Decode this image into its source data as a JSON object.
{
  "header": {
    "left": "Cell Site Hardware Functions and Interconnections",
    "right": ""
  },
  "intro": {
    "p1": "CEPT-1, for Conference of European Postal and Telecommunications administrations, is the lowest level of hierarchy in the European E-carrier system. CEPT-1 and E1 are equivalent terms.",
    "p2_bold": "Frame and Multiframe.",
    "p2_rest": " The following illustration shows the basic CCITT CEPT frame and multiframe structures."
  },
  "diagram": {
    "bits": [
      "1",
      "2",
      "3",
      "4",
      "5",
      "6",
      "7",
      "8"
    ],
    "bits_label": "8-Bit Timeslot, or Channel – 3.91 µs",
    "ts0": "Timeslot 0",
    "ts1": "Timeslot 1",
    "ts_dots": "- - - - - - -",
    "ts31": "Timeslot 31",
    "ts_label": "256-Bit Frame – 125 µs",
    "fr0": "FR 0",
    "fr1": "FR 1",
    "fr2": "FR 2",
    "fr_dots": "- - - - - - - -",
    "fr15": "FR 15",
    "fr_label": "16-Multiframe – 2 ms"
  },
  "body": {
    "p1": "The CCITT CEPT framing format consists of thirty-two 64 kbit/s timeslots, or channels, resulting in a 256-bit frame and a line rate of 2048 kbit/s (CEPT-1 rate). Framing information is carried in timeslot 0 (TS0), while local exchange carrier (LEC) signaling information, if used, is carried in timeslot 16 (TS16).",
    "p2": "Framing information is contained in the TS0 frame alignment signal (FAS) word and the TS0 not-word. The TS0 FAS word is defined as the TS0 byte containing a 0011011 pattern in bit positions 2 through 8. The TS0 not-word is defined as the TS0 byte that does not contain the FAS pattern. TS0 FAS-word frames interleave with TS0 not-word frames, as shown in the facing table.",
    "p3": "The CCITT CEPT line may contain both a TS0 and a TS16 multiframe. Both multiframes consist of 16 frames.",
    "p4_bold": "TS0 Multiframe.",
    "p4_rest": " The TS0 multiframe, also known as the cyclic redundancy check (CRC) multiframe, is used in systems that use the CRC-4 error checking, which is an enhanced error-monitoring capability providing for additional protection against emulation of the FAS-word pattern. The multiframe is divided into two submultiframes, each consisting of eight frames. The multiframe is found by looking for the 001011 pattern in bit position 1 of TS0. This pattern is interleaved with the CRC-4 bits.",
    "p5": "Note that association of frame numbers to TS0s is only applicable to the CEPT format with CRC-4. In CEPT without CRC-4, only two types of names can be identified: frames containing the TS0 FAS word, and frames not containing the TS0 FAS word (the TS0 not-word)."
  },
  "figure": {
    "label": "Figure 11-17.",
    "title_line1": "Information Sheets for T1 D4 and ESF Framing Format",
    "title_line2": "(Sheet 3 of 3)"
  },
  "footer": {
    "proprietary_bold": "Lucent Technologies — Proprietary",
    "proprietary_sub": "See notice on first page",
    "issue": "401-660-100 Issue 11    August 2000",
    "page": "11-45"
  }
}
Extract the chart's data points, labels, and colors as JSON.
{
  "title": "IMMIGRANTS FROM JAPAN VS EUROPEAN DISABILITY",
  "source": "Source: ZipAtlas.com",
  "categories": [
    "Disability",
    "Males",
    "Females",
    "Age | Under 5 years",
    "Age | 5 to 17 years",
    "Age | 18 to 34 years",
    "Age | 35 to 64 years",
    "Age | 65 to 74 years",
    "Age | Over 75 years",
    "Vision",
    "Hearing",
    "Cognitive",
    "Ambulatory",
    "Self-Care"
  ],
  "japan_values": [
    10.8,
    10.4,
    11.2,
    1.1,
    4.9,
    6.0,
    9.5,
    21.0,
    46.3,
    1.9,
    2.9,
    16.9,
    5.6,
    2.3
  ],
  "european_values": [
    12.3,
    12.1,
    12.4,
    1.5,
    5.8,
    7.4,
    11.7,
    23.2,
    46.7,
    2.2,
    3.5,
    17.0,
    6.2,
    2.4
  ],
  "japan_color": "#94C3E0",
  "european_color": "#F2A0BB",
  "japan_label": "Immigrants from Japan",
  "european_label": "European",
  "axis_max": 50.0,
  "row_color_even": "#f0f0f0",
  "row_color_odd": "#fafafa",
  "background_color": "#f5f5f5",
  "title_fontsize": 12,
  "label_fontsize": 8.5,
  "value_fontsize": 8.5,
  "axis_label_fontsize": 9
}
^^^^^^^^^^^^^^^^
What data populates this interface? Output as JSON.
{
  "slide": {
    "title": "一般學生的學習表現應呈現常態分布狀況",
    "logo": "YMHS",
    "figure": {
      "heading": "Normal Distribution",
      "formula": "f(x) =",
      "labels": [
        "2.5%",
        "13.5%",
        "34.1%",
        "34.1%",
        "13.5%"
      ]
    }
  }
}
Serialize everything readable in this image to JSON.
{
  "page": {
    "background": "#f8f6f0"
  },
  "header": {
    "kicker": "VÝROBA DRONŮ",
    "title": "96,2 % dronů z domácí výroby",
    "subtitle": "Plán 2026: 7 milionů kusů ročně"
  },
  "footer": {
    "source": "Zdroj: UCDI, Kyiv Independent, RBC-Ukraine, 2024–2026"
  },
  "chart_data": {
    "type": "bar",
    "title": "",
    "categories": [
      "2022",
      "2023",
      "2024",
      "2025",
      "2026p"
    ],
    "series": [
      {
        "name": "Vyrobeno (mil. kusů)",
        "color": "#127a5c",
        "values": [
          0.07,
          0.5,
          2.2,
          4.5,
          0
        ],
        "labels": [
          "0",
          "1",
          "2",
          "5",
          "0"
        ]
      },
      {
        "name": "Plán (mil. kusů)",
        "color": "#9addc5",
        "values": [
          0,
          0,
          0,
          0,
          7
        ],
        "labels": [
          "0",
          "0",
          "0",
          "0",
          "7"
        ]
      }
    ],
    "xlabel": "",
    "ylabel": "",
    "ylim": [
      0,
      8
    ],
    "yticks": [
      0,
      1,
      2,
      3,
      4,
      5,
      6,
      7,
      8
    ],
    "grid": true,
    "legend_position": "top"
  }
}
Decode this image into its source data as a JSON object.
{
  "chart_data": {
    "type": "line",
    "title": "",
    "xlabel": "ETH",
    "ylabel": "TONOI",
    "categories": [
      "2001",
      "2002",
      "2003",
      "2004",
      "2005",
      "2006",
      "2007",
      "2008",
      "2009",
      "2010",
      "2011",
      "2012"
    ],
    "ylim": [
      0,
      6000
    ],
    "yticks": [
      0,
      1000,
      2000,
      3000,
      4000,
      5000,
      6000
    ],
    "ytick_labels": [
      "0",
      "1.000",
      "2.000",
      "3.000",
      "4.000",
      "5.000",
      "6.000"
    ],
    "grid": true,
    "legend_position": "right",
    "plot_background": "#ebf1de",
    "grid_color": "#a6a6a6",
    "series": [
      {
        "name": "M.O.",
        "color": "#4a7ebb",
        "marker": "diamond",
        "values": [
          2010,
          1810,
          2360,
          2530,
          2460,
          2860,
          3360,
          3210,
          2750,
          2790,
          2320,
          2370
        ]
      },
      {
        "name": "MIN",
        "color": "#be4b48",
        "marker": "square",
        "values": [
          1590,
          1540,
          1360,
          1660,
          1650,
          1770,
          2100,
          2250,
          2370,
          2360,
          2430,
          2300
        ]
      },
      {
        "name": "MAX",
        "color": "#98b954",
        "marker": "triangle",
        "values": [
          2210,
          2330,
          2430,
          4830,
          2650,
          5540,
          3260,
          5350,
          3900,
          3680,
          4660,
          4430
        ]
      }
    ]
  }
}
^^^^^^^^^^^^^^^^
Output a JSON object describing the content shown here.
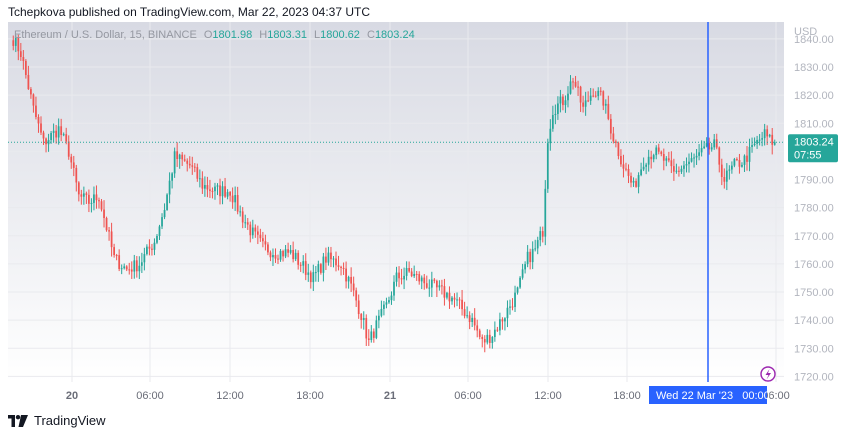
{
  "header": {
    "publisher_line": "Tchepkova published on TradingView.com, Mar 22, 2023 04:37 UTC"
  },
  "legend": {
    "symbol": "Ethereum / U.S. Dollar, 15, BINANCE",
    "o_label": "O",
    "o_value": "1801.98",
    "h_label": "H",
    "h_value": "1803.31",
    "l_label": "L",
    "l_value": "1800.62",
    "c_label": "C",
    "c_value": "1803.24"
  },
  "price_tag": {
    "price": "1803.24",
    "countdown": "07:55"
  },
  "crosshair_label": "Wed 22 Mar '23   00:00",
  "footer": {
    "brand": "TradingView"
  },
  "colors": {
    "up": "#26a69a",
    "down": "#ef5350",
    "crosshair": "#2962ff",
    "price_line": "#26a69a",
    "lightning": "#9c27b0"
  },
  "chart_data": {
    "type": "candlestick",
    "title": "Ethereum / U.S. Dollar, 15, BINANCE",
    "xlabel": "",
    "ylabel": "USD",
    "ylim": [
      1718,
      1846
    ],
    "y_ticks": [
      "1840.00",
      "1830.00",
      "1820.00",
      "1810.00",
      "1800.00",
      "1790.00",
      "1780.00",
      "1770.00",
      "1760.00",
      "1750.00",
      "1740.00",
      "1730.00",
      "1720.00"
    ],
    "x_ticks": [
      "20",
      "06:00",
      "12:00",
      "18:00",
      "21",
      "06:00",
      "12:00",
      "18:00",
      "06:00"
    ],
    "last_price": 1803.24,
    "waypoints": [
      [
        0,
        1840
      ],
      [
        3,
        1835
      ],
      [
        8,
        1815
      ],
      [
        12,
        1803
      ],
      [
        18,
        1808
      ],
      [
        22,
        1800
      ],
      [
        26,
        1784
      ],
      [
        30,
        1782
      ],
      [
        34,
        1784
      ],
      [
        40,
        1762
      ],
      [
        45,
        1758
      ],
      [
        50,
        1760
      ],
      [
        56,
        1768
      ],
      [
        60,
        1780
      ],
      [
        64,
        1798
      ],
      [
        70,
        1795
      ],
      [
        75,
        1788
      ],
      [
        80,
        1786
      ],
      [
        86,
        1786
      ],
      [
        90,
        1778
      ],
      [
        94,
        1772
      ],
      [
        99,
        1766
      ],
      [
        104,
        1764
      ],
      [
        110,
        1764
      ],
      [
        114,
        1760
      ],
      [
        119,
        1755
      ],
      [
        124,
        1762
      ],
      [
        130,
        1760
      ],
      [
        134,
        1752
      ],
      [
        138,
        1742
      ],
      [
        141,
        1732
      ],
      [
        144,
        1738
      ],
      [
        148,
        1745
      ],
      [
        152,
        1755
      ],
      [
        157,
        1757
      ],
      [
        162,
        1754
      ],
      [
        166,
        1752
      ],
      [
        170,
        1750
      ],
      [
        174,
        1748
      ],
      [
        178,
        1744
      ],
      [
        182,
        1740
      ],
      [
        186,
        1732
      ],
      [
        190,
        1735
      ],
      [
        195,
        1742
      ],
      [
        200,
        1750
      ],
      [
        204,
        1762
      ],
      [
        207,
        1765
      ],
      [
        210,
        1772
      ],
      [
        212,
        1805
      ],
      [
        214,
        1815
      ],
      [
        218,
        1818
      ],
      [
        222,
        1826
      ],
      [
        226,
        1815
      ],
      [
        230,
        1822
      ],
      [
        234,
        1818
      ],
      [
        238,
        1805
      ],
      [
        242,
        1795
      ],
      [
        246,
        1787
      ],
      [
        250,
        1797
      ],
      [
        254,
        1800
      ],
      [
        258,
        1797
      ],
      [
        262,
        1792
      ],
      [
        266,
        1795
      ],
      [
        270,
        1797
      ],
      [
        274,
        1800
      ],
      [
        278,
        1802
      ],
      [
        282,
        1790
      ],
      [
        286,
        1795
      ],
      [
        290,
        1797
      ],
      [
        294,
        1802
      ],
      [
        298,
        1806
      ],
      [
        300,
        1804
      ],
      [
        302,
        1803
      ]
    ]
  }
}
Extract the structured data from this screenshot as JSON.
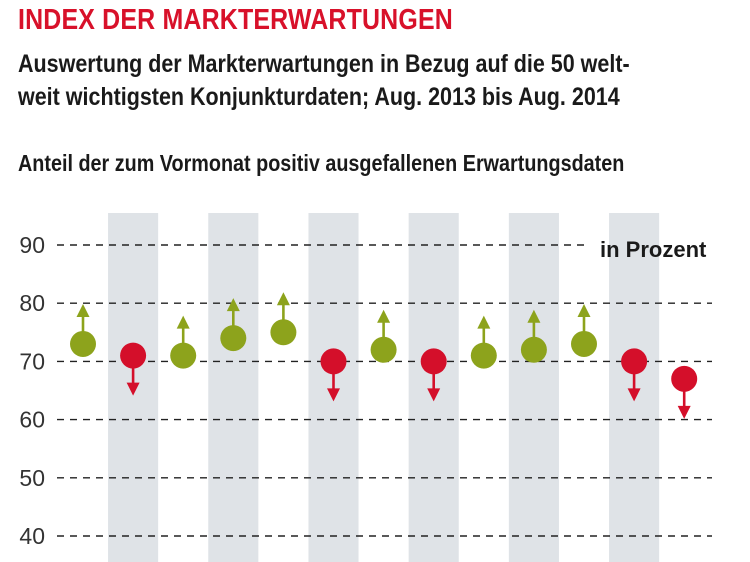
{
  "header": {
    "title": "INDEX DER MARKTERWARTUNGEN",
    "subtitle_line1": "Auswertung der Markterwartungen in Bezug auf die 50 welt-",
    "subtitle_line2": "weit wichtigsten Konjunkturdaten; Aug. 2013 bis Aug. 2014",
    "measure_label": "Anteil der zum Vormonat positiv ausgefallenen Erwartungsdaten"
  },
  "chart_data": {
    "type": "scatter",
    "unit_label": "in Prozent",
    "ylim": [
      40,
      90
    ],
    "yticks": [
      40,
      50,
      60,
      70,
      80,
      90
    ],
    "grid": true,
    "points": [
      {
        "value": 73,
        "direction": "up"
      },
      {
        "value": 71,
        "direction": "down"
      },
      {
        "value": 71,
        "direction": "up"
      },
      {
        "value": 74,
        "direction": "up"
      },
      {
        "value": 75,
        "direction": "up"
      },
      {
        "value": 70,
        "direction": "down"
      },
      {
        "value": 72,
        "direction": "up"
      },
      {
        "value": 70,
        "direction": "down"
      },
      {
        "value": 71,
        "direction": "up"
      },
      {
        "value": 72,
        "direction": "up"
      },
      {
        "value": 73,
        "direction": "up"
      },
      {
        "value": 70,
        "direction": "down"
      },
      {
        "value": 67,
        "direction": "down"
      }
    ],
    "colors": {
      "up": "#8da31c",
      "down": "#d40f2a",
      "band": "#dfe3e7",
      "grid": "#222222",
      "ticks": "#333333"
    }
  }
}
^^^^^^^^^^^^^^^^
CHALLENGE
Extract, from the listing above, every line where the string "marker" occurs.

RESULT FOR THIS EXERCISE
        "marker": "diamond",
        "marker": "square",
        "marker": "triangle",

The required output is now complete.